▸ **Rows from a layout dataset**
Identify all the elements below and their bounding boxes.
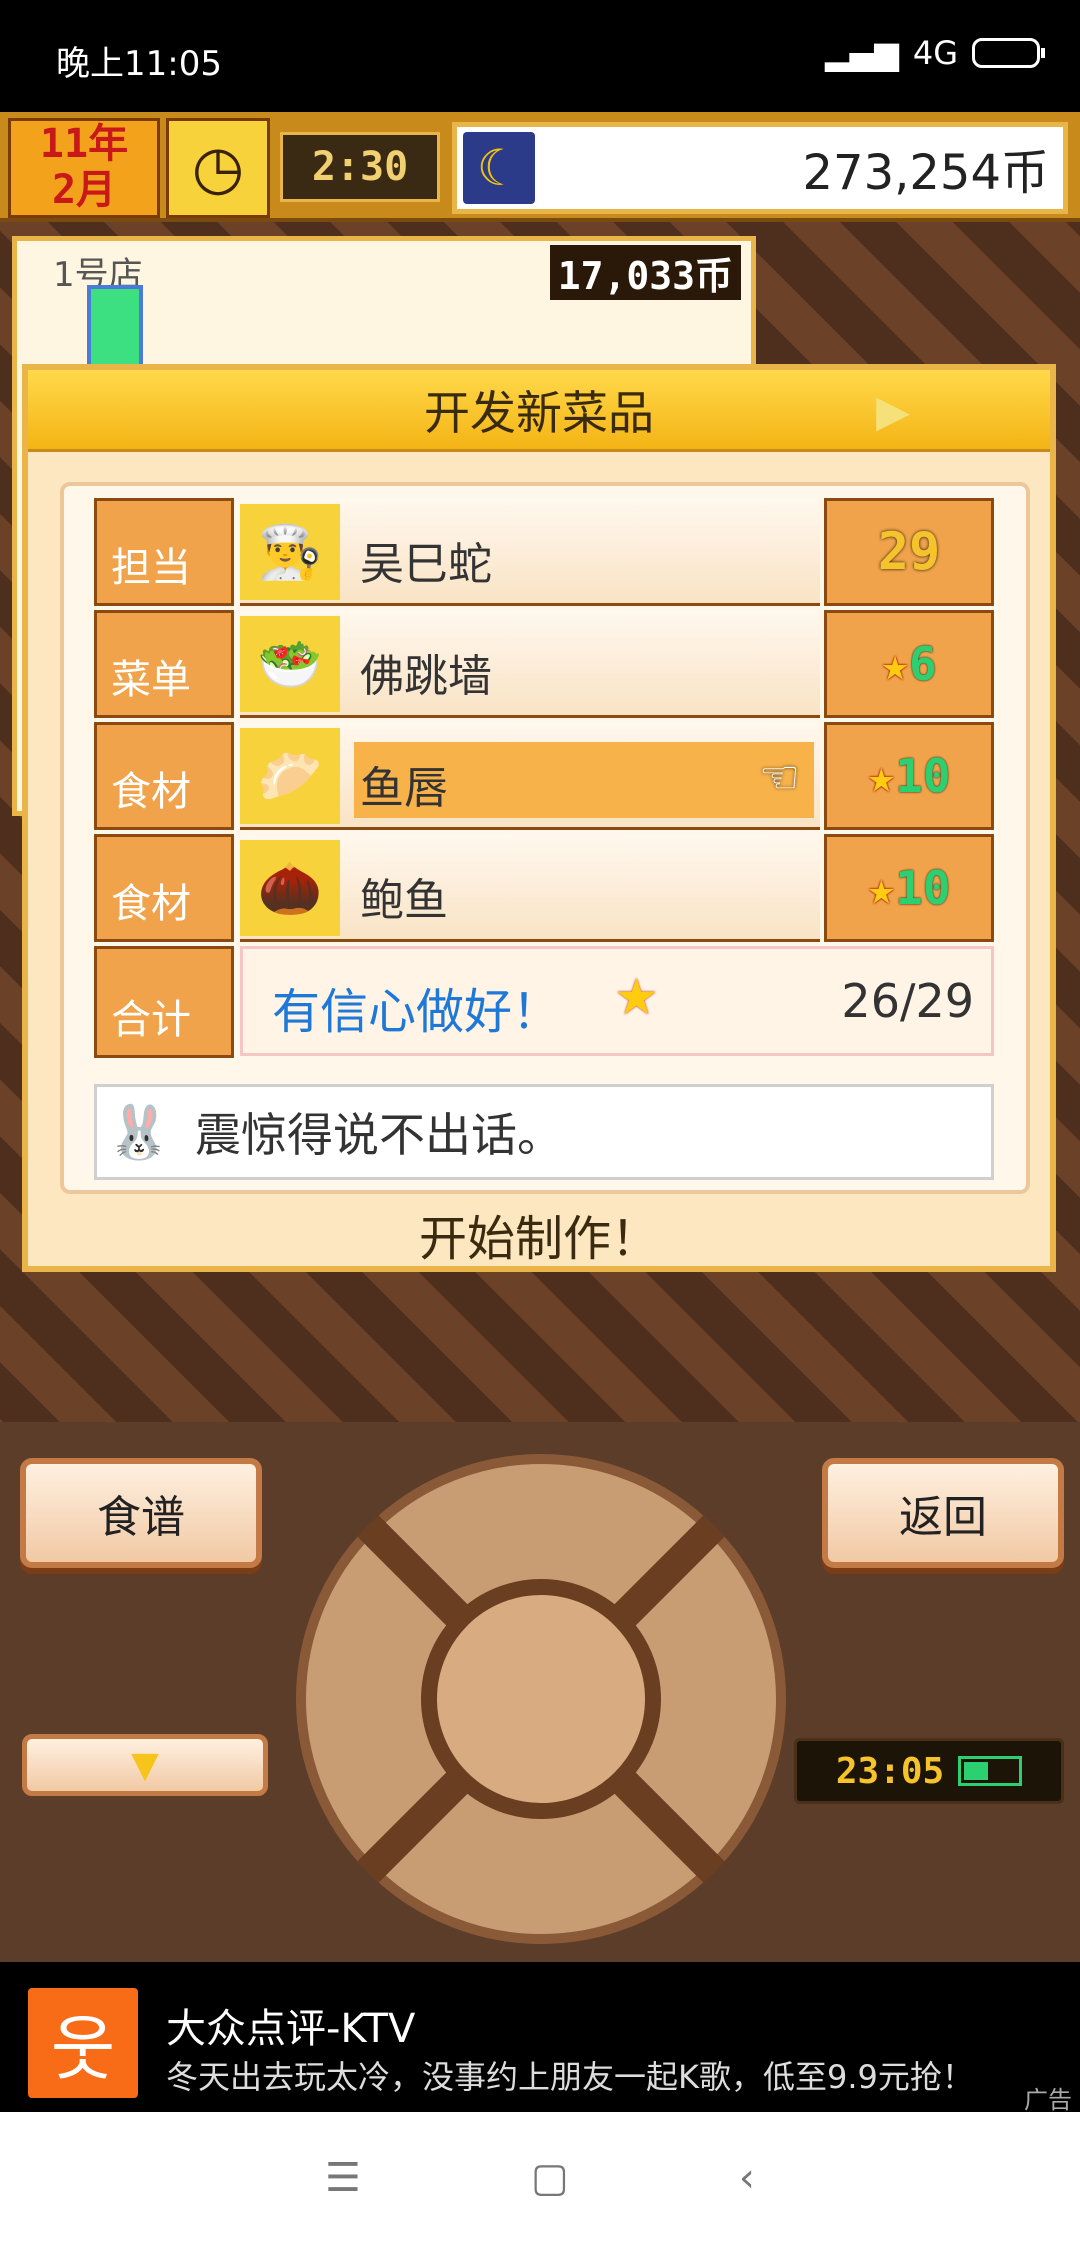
game-clock: 23:05 [794, 1738, 1064, 1804]
game-hour: 2:30 [280, 132, 440, 202]
coin-amount: 273,254币 [802, 145, 1050, 201]
row-value: 吴巳蛇 [360, 539, 492, 590]
scroll-down-button[interactable]: ▼ [22, 1734, 268, 1796]
star-icon: ★ [867, 749, 896, 803]
battery-icon [972, 38, 1045, 68]
top-hud: 11年 2月 ◷ 2:30 ☾ 273,254币 [0, 112, 1080, 222]
battery-icon [958, 1756, 1023, 1786]
status-time: 晚上11:05 [56, 44, 222, 84]
row-ingredient-1[interactable]: 食材 鱼唇 ☜ 🥟 ★ 10 [94, 722, 994, 830]
ad-banner[interactable]: 웃 大众点评-KTV 冬天出去玩太冷，没事约上朋友一起K歌，低至9.9元抢！ 广… [0, 1962, 1080, 2114]
row-label: 食材 [94, 834, 234, 942]
pointer-hand-icon: ☜ [758, 750, 800, 804]
shop-gauge [87, 285, 143, 375]
row-value: 鱼唇 [360, 763, 448, 814]
ad-title: 大众点评-KTV [166, 2006, 416, 2052]
row-score: ★ 10 [824, 834, 994, 942]
comment-box: 🐰 震惊得说不出话。 [94, 1084, 994, 1180]
game-month: 2月 [51, 167, 117, 213]
score-value: 6 [909, 637, 937, 691]
game-year: 11年 [39, 121, 129, 167]
dpad[interactable] [296, 1454, 786, 1944]
chef-icon: 👨‍🍳 [240, 504, 340, 600]
next-arrow-icon[interactable]: ▶ [876, 386, 910, 437]
row-score: 29 [824, 498, 994, 606]
row-ingredient-2[interactable]: 食材 鲍鱼 🌰 ★ 10 [94, 834, 994, 942]
row-value: 鲍鱼 [360, 875, 448, 926]
back-button[interactable]: 返回 [822, 1458, 1064, 1568]
home-icon[interactable]: ▢ [531, 2155, 569, 2201]
row-score: ★ 6 [824, 610, 994, 718]
moon-icon: ☾ [463, 132, 535, 204]
row-chef[interactable]: 担当 吴巳蛇 👨‍🍳 29 [94, 498, 994, 606]
menu-icon[interactable]: ☰ [325, 2155, 361, 2201]
ad-description: 冬天出去玩太冷，没事约上朋友一起K歌，低至9.9元抢！ [166, 2058, 974, 2096]
status-bar: 晚上11:05 ▂▄▆ 4G [0, 0, 1080, 112]
confidence-message: 有信心做好！ [272, 984, 561, 1040]
comment-text: 震惊得说不出话。 [195, 1108, 563, 1162]
row-label: 担当 [94, 498, 234, 606]
signal-icon: ▂▄▆ [825, 34, 899, 72]
ad-tag: 广告 [1024, 2086, 1072, 2114]
dialog-title: 开发新菜品 [424, 385, 654, 440]
ad-logo-icon: 웃 [28, 1988, 138, 2098]
develop-dish-dialog: 开发新菜品 ▶ 担当 吴巳蛇 👨‍🍳 29 菜单 佛跳墙 🥗 ★6 食材 鱼唇 [22, 364, 1056, 1272]
system-nav-bar: ☰ ▢ ‹ [0, 2112, 1080, 2244]
recipe-button[interactable]: 食谱 [20, 1458, 262, 1568]
clock-icon: ◷ [166, 118, 270, 218]
star-icon: ★ [614, 968, 659, 1026]
start-cooking-button[interactable]: 开始制作！ [28, 1198, 1050, 1270]
row-total: 合计 有信心做好！ ★ 26/29 [94, 946, 994, 1058]
game-screen: 11年 2月 ◷ 2:30 ☾ 273,254币 1号店 17,033币 开发新… [0, 112, 1080, 1962]
network-type: 4G [912, 34, 958, 72]
dpad-center[interactable] [421, 1579, 661, 1819]
coin-display: ☾ 273,254币 [452, 122, 1068, 214]
score-value: 10 [895, 861, 951, 915]
ingredient-icon: 🥟 [240, 728, 340, 824]
ingredient-icon: 🌰 [240, 840, 340, 936]
dish-icon: 🥗 [240, 616, 340, 712]
row-label: 菜单 [94, 610, 234, 718]
row-label: 食材 [94, 722, 234, 830]
row-label: 合计 [94, 946, 234, 1058]
back-icon[interactable]: ‹ [739, 2155, 755, 2201]
dialog-header: 开发新菜品 ▶ [28, 370, 1050, 452]
star-icon: ★ [867, 861, 896, 915]
control-panel: 食谱 返回 ▼ 23:05 [0, 1422, 1080, 1962]
row-value: 佛跳墙 [360, 651, 492, 702]
score-value: 10 [895, 749, 951, 803]
game-time: 23:05 [835, 1750, 945, 1792]
dialog-body: 担当 吴巳蛇 👨‍🍳 29 菜单 佛跳墙 🥗 ★ 6 食材 鱼唇 ☜ 🥟 ★ 10 [60, 482, 1030, 1194]
star-icon: ★ [881, 637, 909, 691]
score-value: 29 [877, 522, 941, 582]
shop-sales: 17,033币 [549, 245, 741, 300]
total-score: 26/29 [841, 974, 974, 1028]
row-score: ★ 10 [824, 722, 994, 830]
game-date: 11年 2月 [8, 118, 160, 218]
row-menu[interactable]: 菜单 佛跳墙 🥗 ★ 6 [94, 610, 994, 718]
status-icons: ▂▄▆ 4G [825, 34, 1045, 72]
chevron-down-icon: ▼ [131, 1744, 159, 1786]
rabbit-avatar-icon: 🐰 [106, 1102, 172, 1163]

▸ **AIM**
Copy every line of the material above word for word, omitting the picture.

▸ **SOLVED EXERCISE**
Identify all the elements below and their bounding boxes.
game-clock: 23:05 [794, 1738, 1064, 1804]
game-hour: 2:30 [280, 132, 440, 202]
coin-amount: 273,254币 [802, 145, 1050, 201]
row-value: 吴巳蛇 [360, 539, 492, 590]
scroll-down-button[interactable]: ▼ [22, 1734, 268, 1796]
star-icon: ★ [867, 749, 896, 803]
battery-icon [972, 38, 1045, 68]
top-hud: 11年 2月 ◷ 2:30 ☾ 273,254币 [0, 112, 1080, 222]
battery-icon [958, 1756, 1023, 1786]
status-time: 晚上11:05 [56, 44, 222, 84]
row-ingredient-1[interactable]: 食材 鱼唇 ☜ 🥟 ★ 10 [94, 722, 994, 830]
ad-banner[interactable]: 웃 大众点评-KTV 冬天出去玩太冷，没事约上朋友一起K歌，低至9.9元抢！ 广… [0, 1962, 1080, 2114]
row-label: 食材 [94, 834, 234, 942]
pointer-hand-icon: ☜ [758, 750, 800, 804]
shop-gauge [87, 285, 143, 375]
row-value: 鱼唇 [360, 763, 448, 814]
ad-title: 大众点评-KTV [166, 2006, 416, 2052]
row-score: ★ 10 [824, 834, 994, 942]
comment-box: 🐰 震惊得说不出话。 [94, 1084, 994, 1180]
game-month: 2月 [51, 167, 117, 213]
score-value: 6 [909, 637, 937, 691]
game-year: 11年 [39, 121, 129, 167]
dpad[interactable] [296, 1454, 786, 1944]
chef-icon: 👨‍🍳 [240, 504, 340, 600]
next-arrow-icon[interactable]: ▶ [876, 386, 910, 437]
row-score: 29 [824, 498, 994, 606]
row-ingredient-2[interactable]: 食材 鲍鱼 🌰 ★ 10 [94, 834, 994, 942]
row-value: 鲍鱼 [360, 875, 448, 926]
back-button[interactable]: 返回 [822, 1458, 1064, 1568]
home-icon[interactable]: ▢ [531, 2155, 569, 2201]
row-score: ★ 6 [824, 610, 994, 718]
moon-icon: ☾ [463, 132, 535, 204]
row-chef[interactable]: 担当 吴巳蛇 👨‍🍳 29 [94, 498, 994, 606]
menu-icon[interactable]: ☰ [325, 2155, 361, 2201]
ad-description: 冬天出去玩太冷，没事约上朋友一起K歌，低至9.9元抢！ [166, 2058, 974, 2096]
status-bar: 晚上11:05 ▂▄▆ 4G [0, 0, 1080, 112]
confidence-message: 有信心做好！ [272, 984, 561, 1040]
comment-text: 震惊得说不出话。 [195, 1108, 563, 1162]
row-label: 担当 [94, 498, 234, 606]
signal-icon: ▂▄▆ [825, 34, 899, 72]
ad-tag: 广告 [1024, 2086, 1072, 2114]
dialog-title: 开发新菜品 [424, 385, 654, 440]
ad-logo-icon: 웃 [28, 1988, 138, 2098]
develop-dish-dialog: 开发新菜品 ▶ 担当 吴巳蛇 👨‍🍳 29 菜单 佛跳墙 🥗 ★6 食材 鱼唇 [22, 364, 1056, 1272]
system-nav-bar: ☰ ▢ ‹ [0, 2112, 1080, 2244]
recipe-button[interactable]: 食谱 [20, 1458, 262, 1568]
clock-icon: ◷ [166, 118, 270, 218]
star-icon: ★ [614, 968, 659, 1026]
start-cooking-button[interactable]: 开始制作！ [28, 1198, 1050, 1270]
row-total: 合计 有信心做好！ ★ 26/29 [94, 946, 994, 1058]
game-screen: 11年 2月 ◷ 2:30 ☾ 273,254币 1号店 17,033币 开发新… [0, 112, 1080, 1962]
network-type: 4G [912, 34, 958, 72]
dpad-center[interactable] [421, 1579, 661, 1819]
coin-display: ☾ 273,254币 [452, 122, 1068, 214]
score-value: 10 [895, 861, 951, 915]
ingredient-icon: 🥟 [240, 728, 340, 824]
ingredient-icon: 🌰 [240, 840, 340, 936]
dish-icon: 🥗 [240, 616, 340, 712]
row-label: 菜单 [94, 610, 234, 718]
row-label: 食材 [94, 722, 234, 830]
row-label: 合计 [94, 946, 234, 1058]
back-icon[interactable]: ‹ [739, 2155, 755, 2201]
dialog-header: 开发新菜品 ▶ [28, 370, 1050, 452]
star-icon: ★ [867, 861, 896, 915]
control-panel: 食谱 返回 ▼ 23:05 [0, 1422, 1080, 1962]
row-value: 佛跳墙 [360, 651, 492, 702]
score-value: 10 [895, 749, 951, 803]
game-time: 23:05 [835, 1750, 945, 1792]
dialog-body: 担当 吴巳蛇 👨‍🍳 29 菜单 佛跳墙 🥗 ★ 6 食材 鱼唇 ☜ 🥟 ★ 10 [60, 482, 1030, 1194]
star-icon: ★ [881, 637, 909, 691]
score-value: 29 [877, 522, 941, 582]
shop-sales: 17,033币 [549, 245, 741, 300]
total-score: 26/29 [841, 974, 974, 1028]
row-score: ★ 10 [824, 722, 994, 830]
game-date: 11年 2月 [8, 118, 160, 218]
row-menu[interactable]: 菜单 佛跳墙 🥗 ★ 6 [94, 610, 994, 718]
status-icons: ▂▄▆ 4G [825, 34, 1045, 72]
chevron-down-icon: ▼ [131, 1744, 159, 1786]
rabbit-avatar-icon: 🐰 [106, 1102, 172, 1163]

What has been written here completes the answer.